PROMPT: Return the rows below verbatim, from the first line up to and including the line with "row-divider — [269, 328, 954, 329]".

RECORD EXTRACTS:
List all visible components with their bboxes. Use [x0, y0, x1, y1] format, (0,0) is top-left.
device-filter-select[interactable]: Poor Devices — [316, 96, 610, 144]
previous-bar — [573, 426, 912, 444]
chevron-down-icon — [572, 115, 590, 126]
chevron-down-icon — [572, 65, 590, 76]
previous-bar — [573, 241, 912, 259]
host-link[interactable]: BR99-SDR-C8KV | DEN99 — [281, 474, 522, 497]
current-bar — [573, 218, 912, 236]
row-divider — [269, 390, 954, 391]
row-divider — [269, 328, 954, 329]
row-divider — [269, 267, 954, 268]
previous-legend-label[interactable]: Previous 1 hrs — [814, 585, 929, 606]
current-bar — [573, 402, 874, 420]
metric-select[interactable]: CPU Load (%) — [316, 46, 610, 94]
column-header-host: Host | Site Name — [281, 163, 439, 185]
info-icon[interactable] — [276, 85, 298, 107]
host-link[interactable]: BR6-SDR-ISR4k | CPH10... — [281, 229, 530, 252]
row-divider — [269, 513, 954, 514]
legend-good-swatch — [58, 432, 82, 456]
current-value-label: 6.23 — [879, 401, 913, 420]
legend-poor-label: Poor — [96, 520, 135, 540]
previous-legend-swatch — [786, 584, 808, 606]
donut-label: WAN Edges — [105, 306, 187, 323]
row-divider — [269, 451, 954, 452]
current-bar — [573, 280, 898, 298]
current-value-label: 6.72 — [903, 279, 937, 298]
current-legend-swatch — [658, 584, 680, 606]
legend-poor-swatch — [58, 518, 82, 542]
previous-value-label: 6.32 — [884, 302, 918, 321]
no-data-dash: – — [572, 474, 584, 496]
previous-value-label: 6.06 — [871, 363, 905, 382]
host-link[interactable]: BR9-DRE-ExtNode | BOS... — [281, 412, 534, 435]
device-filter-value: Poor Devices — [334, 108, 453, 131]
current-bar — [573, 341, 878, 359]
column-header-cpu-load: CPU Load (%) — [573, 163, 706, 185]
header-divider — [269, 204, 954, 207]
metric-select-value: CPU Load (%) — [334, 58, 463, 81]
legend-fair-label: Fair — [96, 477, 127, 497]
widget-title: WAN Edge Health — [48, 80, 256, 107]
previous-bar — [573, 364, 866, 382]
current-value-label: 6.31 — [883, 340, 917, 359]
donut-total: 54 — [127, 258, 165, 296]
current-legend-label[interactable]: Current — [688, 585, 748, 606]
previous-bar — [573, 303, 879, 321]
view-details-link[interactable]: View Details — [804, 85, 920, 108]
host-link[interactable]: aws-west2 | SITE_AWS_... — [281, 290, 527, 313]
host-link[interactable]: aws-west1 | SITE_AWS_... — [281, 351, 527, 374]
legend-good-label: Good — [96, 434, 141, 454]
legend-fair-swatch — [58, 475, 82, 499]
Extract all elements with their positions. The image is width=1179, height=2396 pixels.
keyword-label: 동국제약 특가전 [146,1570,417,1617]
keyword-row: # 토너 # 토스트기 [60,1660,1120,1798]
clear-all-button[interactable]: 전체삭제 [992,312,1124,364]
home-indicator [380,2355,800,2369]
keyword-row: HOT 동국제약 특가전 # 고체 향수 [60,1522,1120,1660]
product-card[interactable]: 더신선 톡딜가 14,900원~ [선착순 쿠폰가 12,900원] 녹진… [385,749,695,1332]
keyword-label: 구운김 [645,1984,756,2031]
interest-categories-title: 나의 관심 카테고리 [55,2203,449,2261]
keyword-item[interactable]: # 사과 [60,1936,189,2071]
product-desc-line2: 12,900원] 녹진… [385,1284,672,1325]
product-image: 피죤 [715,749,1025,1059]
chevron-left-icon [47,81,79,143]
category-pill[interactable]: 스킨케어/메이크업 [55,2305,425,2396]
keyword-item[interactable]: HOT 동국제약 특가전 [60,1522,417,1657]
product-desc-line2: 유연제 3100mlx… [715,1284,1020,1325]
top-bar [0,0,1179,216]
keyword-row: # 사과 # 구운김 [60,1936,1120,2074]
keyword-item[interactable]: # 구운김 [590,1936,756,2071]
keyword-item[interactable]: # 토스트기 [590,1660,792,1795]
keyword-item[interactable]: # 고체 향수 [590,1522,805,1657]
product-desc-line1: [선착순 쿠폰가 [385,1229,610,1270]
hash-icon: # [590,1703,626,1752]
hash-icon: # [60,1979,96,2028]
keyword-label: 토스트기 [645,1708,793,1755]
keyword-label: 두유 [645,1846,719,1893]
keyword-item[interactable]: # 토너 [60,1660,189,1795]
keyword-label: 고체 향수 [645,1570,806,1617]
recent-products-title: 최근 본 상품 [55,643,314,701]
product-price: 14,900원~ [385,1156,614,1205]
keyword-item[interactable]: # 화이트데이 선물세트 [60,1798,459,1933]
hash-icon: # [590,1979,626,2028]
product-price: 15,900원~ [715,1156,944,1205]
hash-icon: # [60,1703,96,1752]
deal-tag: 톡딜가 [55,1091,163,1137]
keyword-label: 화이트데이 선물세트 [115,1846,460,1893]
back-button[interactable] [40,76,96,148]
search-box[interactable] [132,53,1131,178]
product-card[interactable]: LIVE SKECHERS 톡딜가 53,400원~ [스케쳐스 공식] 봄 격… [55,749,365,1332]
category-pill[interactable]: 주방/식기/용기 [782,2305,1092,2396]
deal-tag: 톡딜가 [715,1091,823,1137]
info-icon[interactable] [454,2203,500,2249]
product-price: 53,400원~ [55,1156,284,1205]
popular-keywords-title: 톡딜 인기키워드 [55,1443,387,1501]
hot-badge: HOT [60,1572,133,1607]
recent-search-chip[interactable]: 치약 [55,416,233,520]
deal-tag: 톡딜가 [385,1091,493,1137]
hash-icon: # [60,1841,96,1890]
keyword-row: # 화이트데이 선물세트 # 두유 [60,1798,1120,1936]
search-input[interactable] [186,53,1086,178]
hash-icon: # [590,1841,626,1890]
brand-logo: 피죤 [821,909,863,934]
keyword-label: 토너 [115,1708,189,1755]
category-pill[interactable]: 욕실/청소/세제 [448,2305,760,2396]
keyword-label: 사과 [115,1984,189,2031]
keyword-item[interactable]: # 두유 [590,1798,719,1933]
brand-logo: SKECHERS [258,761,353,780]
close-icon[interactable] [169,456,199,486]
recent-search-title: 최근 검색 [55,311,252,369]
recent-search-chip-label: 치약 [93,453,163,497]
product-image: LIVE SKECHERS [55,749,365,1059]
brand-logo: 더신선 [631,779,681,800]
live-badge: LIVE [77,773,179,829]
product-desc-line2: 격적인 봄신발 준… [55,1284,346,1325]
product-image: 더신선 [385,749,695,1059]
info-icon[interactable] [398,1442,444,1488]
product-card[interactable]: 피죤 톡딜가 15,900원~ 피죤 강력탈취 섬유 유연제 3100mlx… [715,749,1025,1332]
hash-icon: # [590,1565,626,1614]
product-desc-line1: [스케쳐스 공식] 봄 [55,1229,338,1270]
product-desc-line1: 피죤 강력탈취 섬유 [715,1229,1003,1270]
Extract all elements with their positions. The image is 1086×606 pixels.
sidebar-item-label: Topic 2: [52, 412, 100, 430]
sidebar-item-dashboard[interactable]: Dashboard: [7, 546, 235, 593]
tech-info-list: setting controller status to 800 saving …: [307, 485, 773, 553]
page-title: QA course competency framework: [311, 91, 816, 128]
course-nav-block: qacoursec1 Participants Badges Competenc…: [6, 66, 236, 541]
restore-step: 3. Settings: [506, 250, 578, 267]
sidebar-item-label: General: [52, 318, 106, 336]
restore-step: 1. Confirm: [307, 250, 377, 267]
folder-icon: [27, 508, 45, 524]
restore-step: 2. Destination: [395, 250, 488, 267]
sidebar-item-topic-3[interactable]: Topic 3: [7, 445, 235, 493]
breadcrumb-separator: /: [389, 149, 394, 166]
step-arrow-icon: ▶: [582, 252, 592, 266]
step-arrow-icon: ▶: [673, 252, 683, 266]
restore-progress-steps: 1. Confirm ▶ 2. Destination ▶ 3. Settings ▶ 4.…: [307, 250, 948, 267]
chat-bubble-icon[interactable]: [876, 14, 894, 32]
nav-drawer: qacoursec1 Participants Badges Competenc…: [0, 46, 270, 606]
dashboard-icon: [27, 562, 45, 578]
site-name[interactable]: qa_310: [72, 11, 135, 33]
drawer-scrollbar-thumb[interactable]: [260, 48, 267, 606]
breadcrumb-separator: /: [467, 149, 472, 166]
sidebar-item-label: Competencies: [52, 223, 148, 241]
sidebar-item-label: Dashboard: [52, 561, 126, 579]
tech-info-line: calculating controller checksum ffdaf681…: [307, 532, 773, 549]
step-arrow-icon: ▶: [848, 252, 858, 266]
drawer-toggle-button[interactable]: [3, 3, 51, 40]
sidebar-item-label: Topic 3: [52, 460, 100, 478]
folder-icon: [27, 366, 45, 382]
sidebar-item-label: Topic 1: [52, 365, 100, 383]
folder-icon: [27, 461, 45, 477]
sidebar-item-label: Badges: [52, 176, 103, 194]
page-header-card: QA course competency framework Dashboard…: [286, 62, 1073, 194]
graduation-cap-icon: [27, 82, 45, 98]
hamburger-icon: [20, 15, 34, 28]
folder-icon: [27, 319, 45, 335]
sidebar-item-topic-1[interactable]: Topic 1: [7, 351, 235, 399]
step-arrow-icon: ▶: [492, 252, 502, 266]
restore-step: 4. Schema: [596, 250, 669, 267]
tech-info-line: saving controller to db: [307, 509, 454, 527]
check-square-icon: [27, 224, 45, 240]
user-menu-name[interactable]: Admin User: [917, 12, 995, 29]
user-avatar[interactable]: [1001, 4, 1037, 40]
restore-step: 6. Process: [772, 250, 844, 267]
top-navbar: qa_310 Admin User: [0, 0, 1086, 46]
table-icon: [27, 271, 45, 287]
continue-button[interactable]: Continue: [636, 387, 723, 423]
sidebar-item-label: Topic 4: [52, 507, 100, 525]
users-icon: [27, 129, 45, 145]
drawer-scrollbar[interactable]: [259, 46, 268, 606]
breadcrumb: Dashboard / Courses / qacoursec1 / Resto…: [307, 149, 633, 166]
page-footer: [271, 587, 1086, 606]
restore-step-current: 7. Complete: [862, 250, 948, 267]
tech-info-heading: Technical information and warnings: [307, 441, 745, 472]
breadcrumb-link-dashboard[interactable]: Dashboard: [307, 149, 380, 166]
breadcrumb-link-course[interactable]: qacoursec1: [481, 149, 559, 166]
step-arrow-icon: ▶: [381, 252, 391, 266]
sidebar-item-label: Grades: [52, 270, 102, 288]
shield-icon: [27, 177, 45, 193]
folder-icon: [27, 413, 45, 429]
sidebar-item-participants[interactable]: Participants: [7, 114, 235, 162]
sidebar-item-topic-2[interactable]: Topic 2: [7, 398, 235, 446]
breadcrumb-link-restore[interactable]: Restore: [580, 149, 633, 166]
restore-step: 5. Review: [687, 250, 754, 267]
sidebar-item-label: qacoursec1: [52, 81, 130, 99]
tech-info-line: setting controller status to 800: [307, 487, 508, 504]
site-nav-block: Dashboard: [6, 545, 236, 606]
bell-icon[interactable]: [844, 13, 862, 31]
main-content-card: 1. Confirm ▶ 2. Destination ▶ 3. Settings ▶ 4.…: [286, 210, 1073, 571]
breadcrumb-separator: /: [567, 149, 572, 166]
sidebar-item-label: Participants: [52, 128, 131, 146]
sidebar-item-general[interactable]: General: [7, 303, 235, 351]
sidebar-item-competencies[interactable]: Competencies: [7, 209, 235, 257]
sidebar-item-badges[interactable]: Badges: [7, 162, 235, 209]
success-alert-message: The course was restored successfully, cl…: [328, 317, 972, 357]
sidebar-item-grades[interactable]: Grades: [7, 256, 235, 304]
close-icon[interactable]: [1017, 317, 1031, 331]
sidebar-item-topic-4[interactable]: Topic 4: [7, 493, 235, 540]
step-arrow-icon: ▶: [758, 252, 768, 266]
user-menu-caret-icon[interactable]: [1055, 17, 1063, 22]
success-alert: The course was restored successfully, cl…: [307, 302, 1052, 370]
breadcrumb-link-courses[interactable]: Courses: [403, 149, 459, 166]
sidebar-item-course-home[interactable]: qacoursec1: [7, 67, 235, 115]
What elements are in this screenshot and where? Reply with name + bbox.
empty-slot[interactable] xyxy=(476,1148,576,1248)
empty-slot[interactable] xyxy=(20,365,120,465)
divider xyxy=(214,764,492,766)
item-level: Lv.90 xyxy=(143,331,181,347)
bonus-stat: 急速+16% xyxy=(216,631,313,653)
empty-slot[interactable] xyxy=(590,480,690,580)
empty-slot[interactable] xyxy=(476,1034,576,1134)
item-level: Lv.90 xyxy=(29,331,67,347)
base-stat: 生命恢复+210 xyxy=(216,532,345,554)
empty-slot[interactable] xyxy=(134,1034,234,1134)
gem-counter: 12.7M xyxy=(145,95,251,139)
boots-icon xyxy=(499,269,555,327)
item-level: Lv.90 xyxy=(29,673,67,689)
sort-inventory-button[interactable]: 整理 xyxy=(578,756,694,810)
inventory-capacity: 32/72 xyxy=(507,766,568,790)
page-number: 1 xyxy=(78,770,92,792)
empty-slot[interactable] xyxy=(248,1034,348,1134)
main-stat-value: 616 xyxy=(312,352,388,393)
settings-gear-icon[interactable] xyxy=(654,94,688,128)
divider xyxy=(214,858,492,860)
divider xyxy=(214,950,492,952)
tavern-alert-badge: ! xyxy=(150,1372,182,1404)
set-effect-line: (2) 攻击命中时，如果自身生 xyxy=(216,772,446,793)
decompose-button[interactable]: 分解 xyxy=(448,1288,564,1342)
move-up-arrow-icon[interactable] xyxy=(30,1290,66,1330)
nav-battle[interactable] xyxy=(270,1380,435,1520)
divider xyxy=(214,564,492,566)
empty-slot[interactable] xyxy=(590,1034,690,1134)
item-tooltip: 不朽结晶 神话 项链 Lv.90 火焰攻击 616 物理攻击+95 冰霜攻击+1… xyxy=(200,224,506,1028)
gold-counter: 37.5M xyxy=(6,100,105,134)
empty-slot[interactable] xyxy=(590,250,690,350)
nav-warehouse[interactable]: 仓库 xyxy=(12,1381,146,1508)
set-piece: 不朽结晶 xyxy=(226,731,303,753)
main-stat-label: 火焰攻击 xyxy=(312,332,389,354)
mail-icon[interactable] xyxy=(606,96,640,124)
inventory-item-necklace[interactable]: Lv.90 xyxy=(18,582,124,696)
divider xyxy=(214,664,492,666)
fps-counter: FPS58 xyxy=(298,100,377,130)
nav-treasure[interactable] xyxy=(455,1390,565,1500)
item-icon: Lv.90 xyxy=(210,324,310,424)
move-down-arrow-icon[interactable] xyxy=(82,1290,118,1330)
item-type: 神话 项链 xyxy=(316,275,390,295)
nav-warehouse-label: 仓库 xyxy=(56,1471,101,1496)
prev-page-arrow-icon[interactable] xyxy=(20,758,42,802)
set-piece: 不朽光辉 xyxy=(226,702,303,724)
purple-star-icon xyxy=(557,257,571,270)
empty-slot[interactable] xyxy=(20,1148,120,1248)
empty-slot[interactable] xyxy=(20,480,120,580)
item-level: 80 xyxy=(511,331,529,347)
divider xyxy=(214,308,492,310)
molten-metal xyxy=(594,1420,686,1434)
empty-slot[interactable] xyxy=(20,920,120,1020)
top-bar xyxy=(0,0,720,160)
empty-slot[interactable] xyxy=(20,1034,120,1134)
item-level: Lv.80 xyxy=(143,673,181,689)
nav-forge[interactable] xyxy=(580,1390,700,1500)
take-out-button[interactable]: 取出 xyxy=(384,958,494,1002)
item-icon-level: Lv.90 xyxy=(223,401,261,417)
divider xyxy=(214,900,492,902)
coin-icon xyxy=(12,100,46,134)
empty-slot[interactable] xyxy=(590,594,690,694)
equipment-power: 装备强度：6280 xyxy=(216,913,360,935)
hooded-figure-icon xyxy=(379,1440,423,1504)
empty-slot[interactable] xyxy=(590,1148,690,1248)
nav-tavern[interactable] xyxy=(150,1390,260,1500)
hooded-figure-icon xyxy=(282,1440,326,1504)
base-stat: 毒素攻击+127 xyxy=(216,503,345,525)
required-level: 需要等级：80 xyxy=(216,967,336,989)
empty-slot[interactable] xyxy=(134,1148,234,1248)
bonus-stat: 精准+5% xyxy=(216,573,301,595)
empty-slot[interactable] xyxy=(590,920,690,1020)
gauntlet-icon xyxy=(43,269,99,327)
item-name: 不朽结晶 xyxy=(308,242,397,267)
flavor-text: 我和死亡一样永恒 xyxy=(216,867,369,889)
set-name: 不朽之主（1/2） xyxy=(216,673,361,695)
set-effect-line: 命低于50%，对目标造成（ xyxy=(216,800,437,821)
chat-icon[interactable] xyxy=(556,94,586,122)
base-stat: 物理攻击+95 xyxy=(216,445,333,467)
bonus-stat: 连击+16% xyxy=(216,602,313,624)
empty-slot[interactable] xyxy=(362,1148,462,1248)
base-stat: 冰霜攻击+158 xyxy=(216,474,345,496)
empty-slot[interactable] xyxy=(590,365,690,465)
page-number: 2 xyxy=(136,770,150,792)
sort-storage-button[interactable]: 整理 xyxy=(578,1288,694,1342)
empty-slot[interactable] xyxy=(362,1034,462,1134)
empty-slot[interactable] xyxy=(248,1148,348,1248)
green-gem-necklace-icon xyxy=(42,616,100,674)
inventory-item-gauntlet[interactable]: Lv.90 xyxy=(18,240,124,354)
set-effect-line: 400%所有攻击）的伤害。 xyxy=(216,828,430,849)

SOLUTION:
List all visible components with their bboxes. Use [x0, y0, x1, y1] format, (0,0) is top-left.
device-filter-select[interactable]: Poor Devices — [316, 96, 610, 144]
previous-bar — [573, 426, 912, 444]
chevron-down-icon — [572, 115, 590, 126]
chevron-down-icon — [572, 65, 590, 76]
previous-bar — [573, 241, 912, 259]
host-link[interactable]: BR99-SDR-C8KV | DEN99 — [281, 474, 522, 497]
current-bar — [573, 218, 912, 236]
row-divider — [269, 390, 954, 391]
row-divider — [269, 328, 954, 329]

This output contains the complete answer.